▶ **WHAT THIS TASK INVOLVES**: Pick out and copy every line below that has the word "content".

## BEGIN STORED ROWS

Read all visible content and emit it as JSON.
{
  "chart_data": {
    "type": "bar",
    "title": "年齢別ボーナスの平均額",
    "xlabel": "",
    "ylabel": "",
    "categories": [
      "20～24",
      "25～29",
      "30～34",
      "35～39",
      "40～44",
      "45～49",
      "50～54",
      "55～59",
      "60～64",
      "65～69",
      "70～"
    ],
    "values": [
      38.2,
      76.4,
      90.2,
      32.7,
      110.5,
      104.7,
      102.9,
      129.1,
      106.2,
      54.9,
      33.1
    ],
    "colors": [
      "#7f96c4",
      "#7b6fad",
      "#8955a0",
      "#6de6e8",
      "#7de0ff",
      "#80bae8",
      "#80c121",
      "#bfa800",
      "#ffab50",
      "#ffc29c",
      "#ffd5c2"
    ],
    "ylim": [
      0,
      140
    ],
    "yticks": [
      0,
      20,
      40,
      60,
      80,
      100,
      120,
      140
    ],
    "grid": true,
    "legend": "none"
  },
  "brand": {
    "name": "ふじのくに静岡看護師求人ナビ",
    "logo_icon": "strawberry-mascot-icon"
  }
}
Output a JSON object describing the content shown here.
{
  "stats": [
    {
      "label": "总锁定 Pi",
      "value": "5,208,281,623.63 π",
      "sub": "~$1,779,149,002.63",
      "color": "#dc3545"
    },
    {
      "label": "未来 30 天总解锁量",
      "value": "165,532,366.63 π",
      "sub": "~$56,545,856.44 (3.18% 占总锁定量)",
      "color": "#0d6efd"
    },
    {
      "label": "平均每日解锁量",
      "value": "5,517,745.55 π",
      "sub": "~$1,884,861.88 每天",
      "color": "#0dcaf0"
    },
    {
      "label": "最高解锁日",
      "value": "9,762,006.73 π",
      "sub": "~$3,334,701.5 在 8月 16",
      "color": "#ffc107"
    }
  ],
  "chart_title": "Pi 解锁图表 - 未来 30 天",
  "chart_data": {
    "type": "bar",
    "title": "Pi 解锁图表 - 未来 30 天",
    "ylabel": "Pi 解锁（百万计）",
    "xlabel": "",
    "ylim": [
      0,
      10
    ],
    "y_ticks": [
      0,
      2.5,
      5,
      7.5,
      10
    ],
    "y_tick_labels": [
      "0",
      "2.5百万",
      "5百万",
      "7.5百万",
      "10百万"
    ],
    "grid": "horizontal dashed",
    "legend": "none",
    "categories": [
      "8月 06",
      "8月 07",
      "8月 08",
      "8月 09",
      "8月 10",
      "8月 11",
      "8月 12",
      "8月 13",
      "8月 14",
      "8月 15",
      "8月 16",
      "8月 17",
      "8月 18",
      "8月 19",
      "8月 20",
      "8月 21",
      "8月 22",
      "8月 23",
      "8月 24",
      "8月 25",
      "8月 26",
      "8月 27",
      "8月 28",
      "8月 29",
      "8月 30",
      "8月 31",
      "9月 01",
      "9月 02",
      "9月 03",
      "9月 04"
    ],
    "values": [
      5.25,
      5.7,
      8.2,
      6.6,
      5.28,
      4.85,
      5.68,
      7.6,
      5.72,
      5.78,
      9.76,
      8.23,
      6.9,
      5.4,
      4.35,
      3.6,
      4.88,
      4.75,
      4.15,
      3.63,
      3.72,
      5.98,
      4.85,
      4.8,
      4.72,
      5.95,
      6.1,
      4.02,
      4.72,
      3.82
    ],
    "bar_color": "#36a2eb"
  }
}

## END STORED ROWS

▶ **OUTPUT OF THE TASK**:
Read all visible content and emit it as JSON.
Output a JSON object describing the content shown here.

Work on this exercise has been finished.